JOB:
Render all of the data below as a JSON array of strings, one string per line, with blank lines dropped and the pictures left out.

MATERIAL FOR THIS EXERCISE:
——

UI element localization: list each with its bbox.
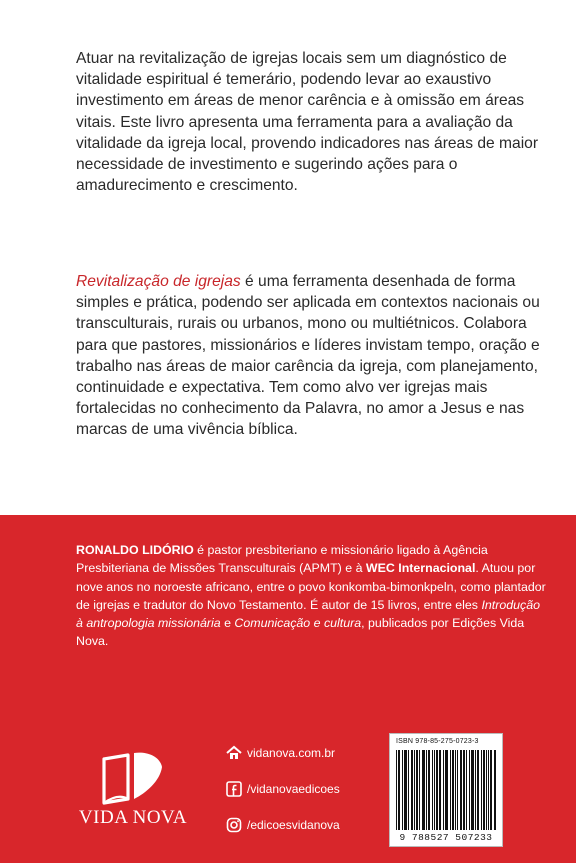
website-link[interactable] [226,741,376,764]
website-text: vidanova.com.br [247,745,336,760]
author-bio-text-1: é pastor presbiteriano e missionário ligado à Agência Presbiteriana de Missões Transculturais (APMT) e à [76,543,488,576]
author-book-1: Introdução à antropologia missionária [76,597,541,631]
author-bio-text-4: , publicados por Edições Vida Nova. [76,616,525,649]
facebook-link[interactable] [226,777,376,800]
author-bio-text-3: e [220,616,235,631]
barcode-bars [396,750,496,830]
facebook-text: /vidanovaedicoes [247,781,340,796]
author-section [0,515,576,863]
publisher-logo [78,749,188,849]
author-book-2: Comunicação e cultura [234,616,362,631]
isbn-barcode [389,733,503,847]
instagram-link[interactable] [226,813,376,836]
description-paragraph-2 [76,271,546,441]
author-org: WEC Internacional [365,561,476,576]
vida-nova-logo-icon [100,749,164,807]
facebook-icon [226,781,242,797]
book-title-highlight: Revitalização de igrejas [76,273,241,290]
publisher-name: VIDA NOVA [78,807,188,828]
author-bio [76,541,546,651]
isbn-label: ISBN 978-85-275-0723-3 [396,738,479,745]
instagram-text: /edicoesvidanova [247,817,340,832]
author-name: RONALDO LIDÓRIO [76,543,194,557]
instagram-icon [226,817,242,833]
isbn-digits: 9 788527 507233 [399,832,493,843]
description-paragraph-1: Atuar na revitalização de igrejas locais sem um diagnóstico de vitalidade espiritual é temerário, podendo levar ao exaustivo investimento em áreas de menor carência e à omissão em áreas vitais. Este livro apresenta uma ferramenta para a avaliação da vitalidade da igreja local, provendo indicadores nas áreas de maior necessidade de investimento e sugerindo ações para o amadurecimento e crescimento. [76,50,539,195]
author-bio-text-2: . Atuou por nove anos no noroeste africano, entre o povo konkomba-bimonkpeln, como plantador de igrejas e tradutor do Novo Testamento. É autor de 15 livros, entre eles [76,561,546,612]
home-icon [226,745,242,761]
social-links [226,741,376,849]
description-paragraph-2-text: é uma ferramenta desenhada de forma simples e prática, podendo ser aplicada em contextos nacionais ou transculturais, rurais ou urbanos, mono ou multiétnicos. Colabora para que pastores, missionários e líderes invistam tempo, oração e trabalho nas áreas de maior carência da igreja, com planejamento, continuidade e expectativa. Tem como alvo ver igrejas mais fortalecidas no conhecimento da Palavra, no amor a Jesus e nas marcas de uma vivência bíblica. [76,273,540,439]
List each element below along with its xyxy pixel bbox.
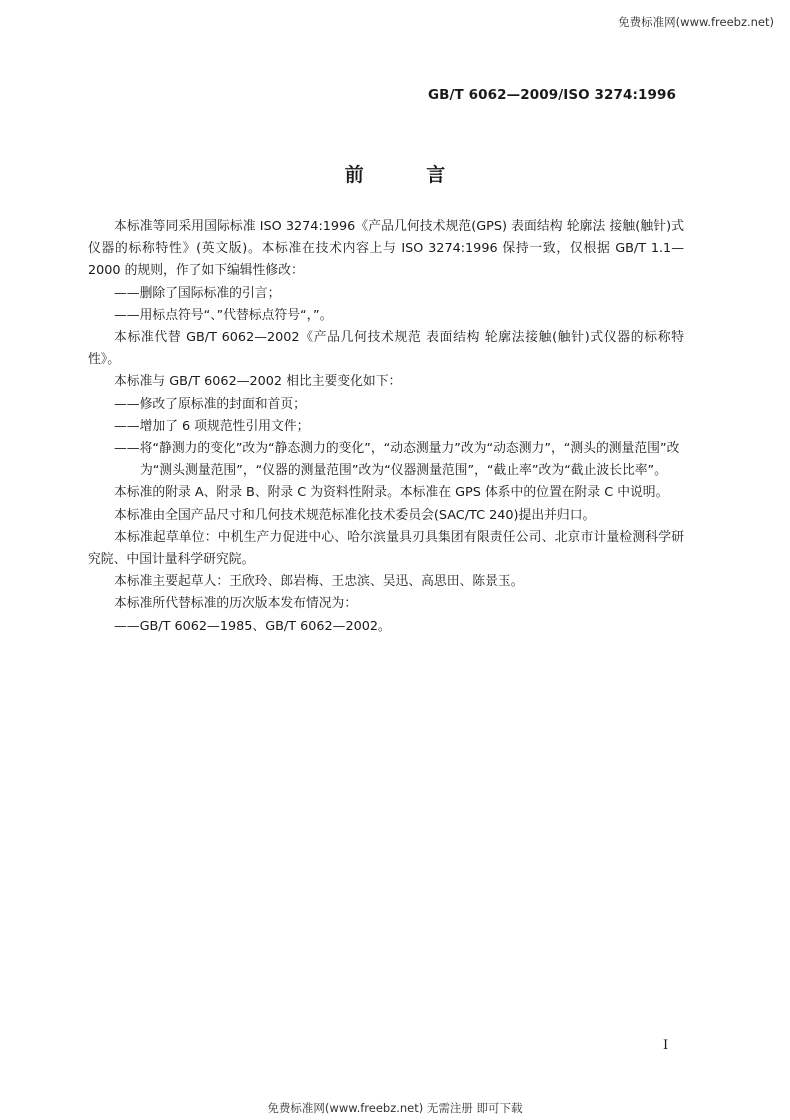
foreword-body [88,216,684,638]
paragraph-adoption: 本标准等同采用国际标准 ISO 3274:1996《产品几何技术规范(GPS) 表面结构 轮廓法 接触(触针)式仪器的标称特性》(英文版)。本标准在技术内容上与 ISO 3274:1996 保持一致，仅根据 GB/T 1.1—2000 的规则，作了如下编辑性修改： [88,219,684,279]
standard-code: GB/T 6062—2009/ISO 3274:1996 [427,87,676,103]
list-item-change-1: ——修改了原标准的封面和首页； [114,396,306,412]
list-item-change-3: ——将“静测力的变化”改为“静态测力的变化”，“动态测量力”改为“动态测力”，“测头的测量范围”改为“测头测量范围”，“仪器的测量范围”改为“仪器测量范围”，“截止率”改为“截止波长比率”。 [114,441,680,479]
page-number: I [663,1038,669,1053]
paragraph-replaces: 本标准代替 GB/T 6062—2002《产品几何技术规范 表面结构 轮廓法接触(触针)式仪器的标称特性》。 [88,330,684,368]
paragraph-annexes: 本标准的附录 A、附录 B、附录 C 为资料性附录。本标准在 GPS 体系中的位置在附录 C 中说明。 [114,485,669,501]
list-item-history: ——GB/T 6062—1985、GB/T 6062—2002。 [114,618,391,634]
page-title: 前 言 [344,164,474,186]
list-item-edit-2: ——用标点符号“、”代替标点符号“，”。 [114,307,333,323]
paragraph-drafters: 本标准主要起草人：王欣玲、郎岩梅、王忠滨、吴迅、高思田、陈景玉。 [114,574,524,590]
paragraph-history-intro: 本标准所代替标准的历次版本发布情况为： [114,596,358,612]
list-item-change-2: ——增加了 6 项规范性引用文件； [114,418,310,434]
footer-watermark: 免费标准网(www.freebz.net) 无需注册 即可下载 [267,1101,523,1115]
list-item-edit-1: ——删除了国际标准的引言； [114,285,281,301]
header-watermark: 免费标准网(www.freebz.net) [618,15,774,29]
paragraph-drafting-units: 本标准起草单位：中机生产力促进中心、哈尔滨量具刃具集团有限责任公司、北京市计量检测科学研究院、中国计量科学研究院。 [88,529,684,568]
paragraph-changes-intro: 本标准与 GB/T 6062—2002 相比主要变化如下： [114,374,402,390]
paragraph-proposer: 本标准由全国产品尺寸和几何技术规范标准化技术委员会(SAC/TC 240)提出并归口。 [114,507,596,523]
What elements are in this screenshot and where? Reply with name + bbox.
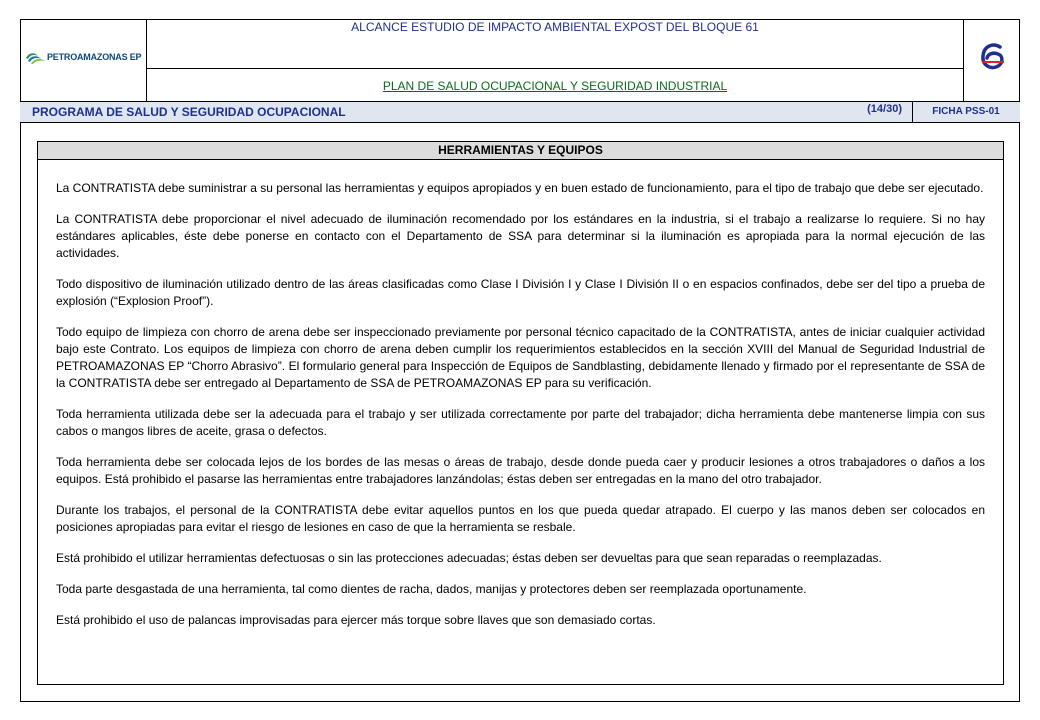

——

EXERCISE SOLUTION:
[
  "UI element localization: list each with its bbox.",
  "website-link[interactable] [226,741,376,764]",
  "website-text: vidanova.com.br [247,745,336,760]",
  "author-bio-text-1: é pastor presbiteriano e missionário ligado à Agência Presbiteriana de Missões Transculturais (APMT) e à [76,543,488,576]",
  "author-book-1: Introdução à antropologia missionária [76,597,541,631]",
  "author-bio-text-4: , publicados por Edições Vida Nova. [76,616,525,649]",
  "facebook-link[interactable] [226,777,376,800]",
  "author-bio-text-3: e [220,616,235,631]",
  "barcode-bars [396,750,496,830]",
  "facebook-text: /vidanovaedicoes [247,781,340,796]",
  "author-section [0,515,576,863]",
  "publisher-logo [78,749,188,849]",
  "author-book-2: Comunicação e cultura [234,616,362,631]",
  "isbn-barcode [389,733,503,847]",
  "instagram-link[interactable] [226,813,376,836]",
  "description-paragraph-2 [76,271,546,441]",
  "author-org: WEC Internacional [365,561,476,576]",
  "vida-nova-logo-icon [100,749,164,807]",
  "facebook-icon [226,781,242,797]",
  "book-title-highlight: Revitalização de igrejas [76,273,241,290]",
  "publisher-name: VIDA NOVA [78,807,188,828]",
  "author-bio [76,541,546,651]",
  "isbn-label: ISBN 978-85-275-0723-3 [396,738,479,745]",
  "instagram-text: /edicoesvidanova [247,817,340,832]",
  "author-name: RONALDO LIDÓRIO [76,543,194,557]",
  "instagram-icon [226,817,242,833]",
  "isbn-digits: 9 788527 507233 [399,832,493,843]",
  "description-paragraph-1: Atuar na revitalização de igrejas locais sem um diagnóstico de vitalidade espiritual é temerário, podendo levar ao exaustivo investimento em áreas de menor carência e à omissão em áreas vitais. Este livro apresenta uma ferramenta para a avaliação da vitalidade da igreja local, provendo indicadores nas áreas de maior necessidade de investimento e sugerindo ações para o amadurecimento e crescimento. [76,50,539,195]",
  "author-bio-text-2: . Atuou por nove anos no noroeste africano, entre o povo konkomba-bimonkpeln, como plantador de igrejas e tradutor do Novo Testamento. É autor de 15 livros, entre eles [76,561,546,612]",
  "home-icon [226,745,242,761]",
  "social-links [226,741,376,849]",
  "description-paragraph-2-text: é uma ferramenta desenhada de forma simples e prática, podendo ser aplicada em contextos nacionais ou transculturais, rurais ou urbanos, mono ou multiétnicos. Colabora para que pastores, missionários e líderes invistam tempo, oração e trabalho nas áreas de maior carência da igreja, com planejamento, continuidade e expectativa. Tem como alvo ver igrejas mais fortalecidas no conhecimento da Palavra, no amor a Jesus e nas marcas de uma vivência bíblica. [76,273,540,439]",
  "List each element below along with its xyxy pixel bbox.",
  "foreword-body [88,216,684,638]",
  "paragraph-adoption: 本标准等同采用国际标准 ISO 3274:1996《产品几何技术规范(GPS) 表面结构 轮廓法 接触(触针)式仪器的标称特性》(英文版)。本标准在技术内容上与 ISO 3274:1996 保持一致，仅根据 GB/T 1.1—2000 的规则，作了如下编辑性修改： [88,219,684,279]",
  "standard-code: GB/T 6062—2009/ISO 3274:1996 [427,87,676,103]",
  "list-item-change-1: ——修改了原标准的封面和首页； [114,396,306,412]",
  "list-item-change-3: ——将“静测力的变化”改为“静态测力的变化”，“动态测量力”改为“动态测力”，“测头的测量范围”改为“测头测量范围”，“仪器的测量范围”改为“仪器测量范围”，“截止率”改为“截止波长比率”。 [114,441,680,479]",
  "page-number: I [663,1038,669,1053]",
  "paragraph-replaces: 本标准代替 GB/T 6062—2002《产品几何技术规范 表面结构 轮廓法接触(触针)式仪器的标称特性》。 [88,330,684,368]",
  "paragraph-annexes: 本标准的附录 A、附录 B、附录 C 为资料性附录。本标准在 GPS 体系中的位置在附录 C 中说明。 [114,485,669,501]",
  "list-item-history: ——GB/T 6062—1985、GB/T 6062—2002。 [114,618,391,634]",
  "page-title: 前 言 [344,164,474,186]",
  "list-item-edit-2: ——用标点符号“、”代替标点符号“，”。 [114,307,333,323]",
  "paragraph-drafters: 本标准主要起草人：王欣玲、郎岩梅、王忠滨、吴迅、高思田、陈景玉。 [114,574,524,590]",
  "paragraph-history-intro: 本标准所代替标准的历次版本发布情况为： [114,596,358,612]",
  "list-item-change-2: ——增加了 6 项规范性引用文件； [114,418,310,434]",
  "footer-watermark: 免费标准网(www.freebz.net) 无需注册 即可下载 [267,1101,523,1115]",
  "list-item-edit-1: ——删除了国际标准的引言； [114,285,281,301]",
  "header-watermark: 免费标准网(www.freebz.net) [618,15,774,29]",
  "paragraph-drafting-units: 本标准起草单位：中机生产力促进中心、哈尔滨量具刃具集团有限责任公司、北京市计量检测科学研究院、中国计量科学研究院。 [88,529,684,568]",
  "paragraph-changes-intro: 本标准与 GB/T 6062—2002 相比主要变化如下： [114,374,402,390]",
  "paragraph-proposer: 本标准由全国产品尺寸和几何技术规范标准化技术委员会(SAC/TC 240)提出并归口。 [114,507,596,523]",
  "What elements are in this screenshot and where? Reply with name + bbox."
]